What you are asked to do = Search the material below for the string "development" and extract each line that has it.

Record list =
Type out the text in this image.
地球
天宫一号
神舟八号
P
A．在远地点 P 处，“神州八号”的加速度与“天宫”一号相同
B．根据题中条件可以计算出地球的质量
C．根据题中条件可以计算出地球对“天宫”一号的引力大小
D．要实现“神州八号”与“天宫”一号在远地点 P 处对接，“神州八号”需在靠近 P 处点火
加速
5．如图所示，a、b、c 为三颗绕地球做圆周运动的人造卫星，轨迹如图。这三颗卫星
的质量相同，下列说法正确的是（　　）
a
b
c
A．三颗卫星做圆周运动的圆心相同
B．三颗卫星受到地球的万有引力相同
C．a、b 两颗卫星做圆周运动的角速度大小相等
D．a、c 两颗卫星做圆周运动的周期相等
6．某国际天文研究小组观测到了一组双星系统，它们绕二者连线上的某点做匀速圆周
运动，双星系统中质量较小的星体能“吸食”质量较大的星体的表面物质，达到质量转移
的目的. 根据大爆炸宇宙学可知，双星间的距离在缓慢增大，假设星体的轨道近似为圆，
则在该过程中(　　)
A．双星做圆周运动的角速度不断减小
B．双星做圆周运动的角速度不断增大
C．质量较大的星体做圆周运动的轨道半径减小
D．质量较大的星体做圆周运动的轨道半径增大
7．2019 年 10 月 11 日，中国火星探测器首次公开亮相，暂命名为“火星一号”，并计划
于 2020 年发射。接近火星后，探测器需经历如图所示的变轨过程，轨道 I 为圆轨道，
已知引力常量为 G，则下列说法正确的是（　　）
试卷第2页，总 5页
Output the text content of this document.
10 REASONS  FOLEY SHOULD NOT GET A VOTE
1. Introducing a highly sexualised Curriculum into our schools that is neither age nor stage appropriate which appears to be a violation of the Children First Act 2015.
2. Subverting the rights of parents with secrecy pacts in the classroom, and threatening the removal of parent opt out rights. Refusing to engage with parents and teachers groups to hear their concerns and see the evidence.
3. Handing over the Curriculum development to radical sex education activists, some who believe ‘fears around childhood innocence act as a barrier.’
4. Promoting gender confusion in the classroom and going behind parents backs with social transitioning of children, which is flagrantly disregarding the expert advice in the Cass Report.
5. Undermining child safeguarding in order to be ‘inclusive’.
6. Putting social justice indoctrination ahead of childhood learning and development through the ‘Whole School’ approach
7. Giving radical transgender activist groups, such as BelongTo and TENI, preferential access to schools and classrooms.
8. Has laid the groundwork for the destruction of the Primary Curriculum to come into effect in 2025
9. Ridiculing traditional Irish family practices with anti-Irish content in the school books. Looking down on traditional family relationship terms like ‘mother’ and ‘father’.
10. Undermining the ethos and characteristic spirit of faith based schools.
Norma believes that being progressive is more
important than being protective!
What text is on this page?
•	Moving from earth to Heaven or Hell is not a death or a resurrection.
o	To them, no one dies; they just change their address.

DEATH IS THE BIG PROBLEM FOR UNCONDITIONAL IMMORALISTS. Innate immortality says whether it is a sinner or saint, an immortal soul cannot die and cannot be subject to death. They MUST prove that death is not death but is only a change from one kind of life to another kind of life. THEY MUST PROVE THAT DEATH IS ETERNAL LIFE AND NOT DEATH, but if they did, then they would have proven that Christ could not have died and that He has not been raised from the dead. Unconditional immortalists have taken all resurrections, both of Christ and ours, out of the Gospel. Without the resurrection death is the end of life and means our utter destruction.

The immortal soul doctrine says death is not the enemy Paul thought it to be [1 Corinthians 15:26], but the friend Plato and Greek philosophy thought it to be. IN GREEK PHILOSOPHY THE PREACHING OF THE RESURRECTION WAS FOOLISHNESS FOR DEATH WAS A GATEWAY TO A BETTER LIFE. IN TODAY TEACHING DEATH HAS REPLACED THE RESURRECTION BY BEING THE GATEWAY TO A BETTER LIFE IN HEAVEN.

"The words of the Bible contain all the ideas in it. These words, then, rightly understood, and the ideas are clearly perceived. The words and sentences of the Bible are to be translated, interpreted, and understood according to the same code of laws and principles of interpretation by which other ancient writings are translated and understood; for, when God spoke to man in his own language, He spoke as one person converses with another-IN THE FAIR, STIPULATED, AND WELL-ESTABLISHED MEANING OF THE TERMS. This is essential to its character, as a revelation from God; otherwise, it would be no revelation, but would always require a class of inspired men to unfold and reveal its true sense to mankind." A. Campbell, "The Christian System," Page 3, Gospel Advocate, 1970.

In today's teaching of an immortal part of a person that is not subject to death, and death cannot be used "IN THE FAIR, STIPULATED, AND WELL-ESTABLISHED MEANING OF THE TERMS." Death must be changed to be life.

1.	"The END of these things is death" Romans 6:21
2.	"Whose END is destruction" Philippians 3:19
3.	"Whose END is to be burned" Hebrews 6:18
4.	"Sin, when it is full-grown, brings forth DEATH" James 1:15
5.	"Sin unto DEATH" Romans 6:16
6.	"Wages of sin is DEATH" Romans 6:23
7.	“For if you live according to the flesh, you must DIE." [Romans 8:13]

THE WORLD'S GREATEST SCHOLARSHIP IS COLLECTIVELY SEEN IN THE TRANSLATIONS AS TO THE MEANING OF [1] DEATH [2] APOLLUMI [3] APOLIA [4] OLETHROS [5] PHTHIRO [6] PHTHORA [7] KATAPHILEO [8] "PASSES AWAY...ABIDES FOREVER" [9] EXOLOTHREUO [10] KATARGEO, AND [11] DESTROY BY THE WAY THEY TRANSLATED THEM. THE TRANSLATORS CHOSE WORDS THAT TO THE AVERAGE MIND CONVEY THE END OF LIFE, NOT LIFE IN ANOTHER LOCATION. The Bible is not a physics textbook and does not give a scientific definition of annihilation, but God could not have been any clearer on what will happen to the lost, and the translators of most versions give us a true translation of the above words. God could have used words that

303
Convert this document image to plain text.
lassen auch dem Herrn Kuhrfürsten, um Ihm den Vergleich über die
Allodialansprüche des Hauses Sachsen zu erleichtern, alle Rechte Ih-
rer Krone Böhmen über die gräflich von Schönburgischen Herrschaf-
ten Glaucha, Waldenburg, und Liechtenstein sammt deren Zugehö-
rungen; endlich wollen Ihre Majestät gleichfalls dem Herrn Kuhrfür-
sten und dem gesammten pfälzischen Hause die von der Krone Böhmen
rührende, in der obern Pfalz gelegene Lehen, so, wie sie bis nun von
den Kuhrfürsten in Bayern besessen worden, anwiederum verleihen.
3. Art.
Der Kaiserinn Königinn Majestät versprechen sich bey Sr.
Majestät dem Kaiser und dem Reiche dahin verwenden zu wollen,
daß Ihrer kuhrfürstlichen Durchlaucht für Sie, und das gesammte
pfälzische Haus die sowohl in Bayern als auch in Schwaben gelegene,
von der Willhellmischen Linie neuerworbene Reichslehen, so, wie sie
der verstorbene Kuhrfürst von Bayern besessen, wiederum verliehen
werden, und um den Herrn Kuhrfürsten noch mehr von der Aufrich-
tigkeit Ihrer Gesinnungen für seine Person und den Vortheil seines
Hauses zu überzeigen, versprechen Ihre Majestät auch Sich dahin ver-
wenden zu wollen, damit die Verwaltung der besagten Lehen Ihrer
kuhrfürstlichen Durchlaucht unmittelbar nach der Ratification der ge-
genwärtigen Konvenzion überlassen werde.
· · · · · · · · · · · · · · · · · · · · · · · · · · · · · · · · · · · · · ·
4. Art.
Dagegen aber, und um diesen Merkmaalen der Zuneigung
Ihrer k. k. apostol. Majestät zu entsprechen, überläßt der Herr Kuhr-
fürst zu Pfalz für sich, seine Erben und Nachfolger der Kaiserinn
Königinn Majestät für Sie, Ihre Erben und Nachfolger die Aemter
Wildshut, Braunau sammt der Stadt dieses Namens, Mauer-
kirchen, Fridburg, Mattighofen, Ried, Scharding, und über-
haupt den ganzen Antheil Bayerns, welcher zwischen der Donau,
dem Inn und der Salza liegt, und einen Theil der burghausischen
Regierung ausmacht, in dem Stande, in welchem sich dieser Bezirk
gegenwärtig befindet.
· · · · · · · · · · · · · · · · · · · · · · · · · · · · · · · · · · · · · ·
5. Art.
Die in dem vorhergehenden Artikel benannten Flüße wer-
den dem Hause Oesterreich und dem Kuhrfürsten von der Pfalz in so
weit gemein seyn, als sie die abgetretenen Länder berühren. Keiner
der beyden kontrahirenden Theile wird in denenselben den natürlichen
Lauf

Response =
3. Handing over the Curriculum development to radical sex education activists, some who believe ‘fears around childhood innocence act as a barrier.’
6. Putting social justice indoctrination ahead of childhood learning and development through the ‘Whole School’ approach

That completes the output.